--- Start of Entries provided ---

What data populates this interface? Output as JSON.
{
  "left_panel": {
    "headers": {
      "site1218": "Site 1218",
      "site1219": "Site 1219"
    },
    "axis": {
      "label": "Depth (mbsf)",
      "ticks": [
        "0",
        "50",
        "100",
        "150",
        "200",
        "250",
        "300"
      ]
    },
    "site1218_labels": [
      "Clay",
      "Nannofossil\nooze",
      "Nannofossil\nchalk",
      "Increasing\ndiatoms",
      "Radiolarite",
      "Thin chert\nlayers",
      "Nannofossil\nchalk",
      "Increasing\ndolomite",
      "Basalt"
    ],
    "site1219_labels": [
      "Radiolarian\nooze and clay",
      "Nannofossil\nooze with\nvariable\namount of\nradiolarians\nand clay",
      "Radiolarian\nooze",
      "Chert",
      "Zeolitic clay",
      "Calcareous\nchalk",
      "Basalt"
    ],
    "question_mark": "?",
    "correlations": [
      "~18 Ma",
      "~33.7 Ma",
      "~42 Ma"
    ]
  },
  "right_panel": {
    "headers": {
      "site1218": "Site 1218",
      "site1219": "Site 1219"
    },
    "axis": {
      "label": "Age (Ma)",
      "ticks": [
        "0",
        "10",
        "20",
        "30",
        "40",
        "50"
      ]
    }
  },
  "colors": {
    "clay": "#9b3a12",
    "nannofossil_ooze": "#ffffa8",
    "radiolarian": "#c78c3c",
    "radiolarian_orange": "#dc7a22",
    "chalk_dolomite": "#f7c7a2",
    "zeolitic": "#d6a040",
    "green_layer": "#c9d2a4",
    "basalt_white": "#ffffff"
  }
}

--- End of Entries provided ---
--- Start of Entries provided ---

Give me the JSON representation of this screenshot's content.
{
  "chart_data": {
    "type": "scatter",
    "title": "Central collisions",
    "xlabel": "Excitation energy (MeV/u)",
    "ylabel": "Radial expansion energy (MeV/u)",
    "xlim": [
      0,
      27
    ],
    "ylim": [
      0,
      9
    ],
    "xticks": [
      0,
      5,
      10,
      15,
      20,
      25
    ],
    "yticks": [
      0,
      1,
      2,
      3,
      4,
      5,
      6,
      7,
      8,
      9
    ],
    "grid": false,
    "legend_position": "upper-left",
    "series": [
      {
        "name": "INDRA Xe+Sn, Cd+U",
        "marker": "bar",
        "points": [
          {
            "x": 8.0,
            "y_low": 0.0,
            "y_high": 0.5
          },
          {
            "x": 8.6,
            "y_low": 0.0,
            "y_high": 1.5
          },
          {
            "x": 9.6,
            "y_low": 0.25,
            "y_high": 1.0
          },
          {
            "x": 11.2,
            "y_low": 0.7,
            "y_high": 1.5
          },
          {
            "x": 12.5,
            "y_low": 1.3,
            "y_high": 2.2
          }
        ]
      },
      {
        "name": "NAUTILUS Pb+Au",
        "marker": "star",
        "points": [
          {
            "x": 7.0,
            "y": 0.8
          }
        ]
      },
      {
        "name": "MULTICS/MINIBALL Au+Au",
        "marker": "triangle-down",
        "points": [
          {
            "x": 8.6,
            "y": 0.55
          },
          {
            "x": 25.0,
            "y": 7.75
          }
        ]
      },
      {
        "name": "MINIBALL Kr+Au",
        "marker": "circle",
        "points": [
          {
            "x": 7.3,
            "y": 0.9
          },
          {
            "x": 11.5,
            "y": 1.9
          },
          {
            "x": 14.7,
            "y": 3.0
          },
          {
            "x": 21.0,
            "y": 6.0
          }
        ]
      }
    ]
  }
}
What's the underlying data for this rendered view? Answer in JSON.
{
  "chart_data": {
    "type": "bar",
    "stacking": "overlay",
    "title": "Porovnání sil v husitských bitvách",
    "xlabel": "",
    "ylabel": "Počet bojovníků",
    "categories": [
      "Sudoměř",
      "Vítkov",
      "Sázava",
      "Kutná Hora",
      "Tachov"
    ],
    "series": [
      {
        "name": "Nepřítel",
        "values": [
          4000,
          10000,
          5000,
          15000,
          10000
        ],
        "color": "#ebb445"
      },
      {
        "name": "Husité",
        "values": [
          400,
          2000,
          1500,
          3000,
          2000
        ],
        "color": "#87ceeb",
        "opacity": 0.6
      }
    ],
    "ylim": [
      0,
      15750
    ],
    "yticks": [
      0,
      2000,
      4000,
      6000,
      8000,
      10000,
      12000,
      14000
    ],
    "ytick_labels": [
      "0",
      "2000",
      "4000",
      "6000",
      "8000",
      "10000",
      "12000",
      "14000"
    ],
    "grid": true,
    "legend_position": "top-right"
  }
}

--- End of Entries provided ---

Exercise —
Each line above that includes "marker" should be shown.

The answer —
        "marker": "bar",
        "marker": "star",
        "marker": "triangle-down",
        "marker": "circle",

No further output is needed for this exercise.